» Excerto da página:

<<<<

Pais apaixonados, como assim?

O amor, mesmo com filhos.

O amor parece mudar, ou ficar para segundo plano, quando chegam os filhos e as obrigações pesam mais. Mas tem que ser assim? O que fazer para alimentar o romantismo diariamente? A Beatriz Pereira do Blog Mais Q’ Especial partilha connosco inspirações muito… amorosas.


Em tempos, conheceste alguém com quem te identificaste, a quem te deste a conhecer e que quiseste conhecer. Foram sair, tomar um café, ao cinema, passear, puseram-se em aventuras que jamais esquecerão…e um dia, eis que na vossa vida apareceu algo que vos ligará para o resto da vida: as abobrinhas.

Muitos pais, talvez até tu que estás a ler este texto, te questionaste na altura sobre como seria o vosso amor dali para a frente. Ou, às tantas, nem pensaste nisso, mas mais à frente te apercebeste de alguma mudança, boa ou menos boa. Ou, às tantas, até nem sentiram grande diferença!

A verdade é que é normal existirem mudanças: o sono é outro, as prioridades, por vezes, involuntariamente, estão com uma ordem diferente – o que não significam que as prioridades de antes deixem de existir.

A vida parece orientar-se segundo aquele(s) pequenino(s) ser humano(s) que agora faz parte de ti e de quem te acompanha! Então, muito pais questionam-se como podem cuidar do seu amor, da sua paixão ou até mesmo como podem dedicar-se, manter ou recuperar aquela paixão, aquele amor!

Deixo-vos aqui algumas dicas para isso mesmo. Aconselho-te ainda a fazer um exercício mental: ao leres ponto a ponto, visualiza-te a falar disso com a tua cara metade e a concretizarem cada uma das dicas juntos.

>>>>

» Dados fornecidos:
<<<<

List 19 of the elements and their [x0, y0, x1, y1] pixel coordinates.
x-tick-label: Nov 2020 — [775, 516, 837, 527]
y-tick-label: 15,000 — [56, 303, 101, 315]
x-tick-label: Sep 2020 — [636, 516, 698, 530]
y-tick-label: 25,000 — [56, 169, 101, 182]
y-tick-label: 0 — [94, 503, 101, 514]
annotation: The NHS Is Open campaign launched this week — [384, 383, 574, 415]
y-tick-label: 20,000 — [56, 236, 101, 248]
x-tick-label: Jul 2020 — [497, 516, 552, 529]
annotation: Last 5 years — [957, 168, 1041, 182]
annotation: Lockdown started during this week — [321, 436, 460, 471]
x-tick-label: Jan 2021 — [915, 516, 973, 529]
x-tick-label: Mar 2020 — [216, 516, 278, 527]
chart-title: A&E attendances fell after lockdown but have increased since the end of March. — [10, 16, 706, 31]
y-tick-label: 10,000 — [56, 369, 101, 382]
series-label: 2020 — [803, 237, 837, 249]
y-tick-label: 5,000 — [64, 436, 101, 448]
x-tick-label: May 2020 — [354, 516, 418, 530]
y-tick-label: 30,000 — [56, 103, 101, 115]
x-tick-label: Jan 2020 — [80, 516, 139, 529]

>>>>

» Tarefas do exercício:
A. Indica se cada afirmação concorda com o texto sobre pais apaixonados, respondendo sim ou não e citando as palavras do texto que o decidem: (i) A Beatriz Pereira é do Blog Mais Q’ Especial. (ii) O texto afirma que as prioridades de antes deixam de existir. (iii) Quem lê é aconselhado a visualizar-se a falar das dicas com a sua cara metade.
B. Edita a parte do texto sobre pais apaixonados que começa em "Muitos pais, talvez" e vai até "deixem de existir.", trocando "sono" por "descanso".
C. Segundo o texto sobre pais apaixonados, o que aparece um dia na vida do casal e o ligará para o resto da vida?
O material é independente do texto sobre pais apaixonados.

» Respostas por tarefa:
A.
(i) Sim: "A Beatriz Pereira do Blog Mais Q’ Especial partilha connosco inspirações muito… amorosas."
(ii) Não: "o que não significam que as prioridades de antes deixem de existir."
(iii) Sim: "visualiza-te a falar disso com a tua cara metade e a concretizarem cada uma das dicas juntos."

B.
Muitos pais, talvez até tu que estás a ler este texto, te questionaste na altura sobre como seria o vosso amor dali para a frente. Ou, às tantas, nem pensaste nisso, mas mais à frente te apercebeste de alguma mudança, boa ou menos boa. Ou, às tantas, até nem sentiram grande diferença!

A verdade é que é normal existirem mudanças: o descanso é outro, as prioridades, por vezes, involuntariamente, estão com uma ordem diferente – o que não significam que as prioridades de antes deixem de existir.

C. As abobrinhas.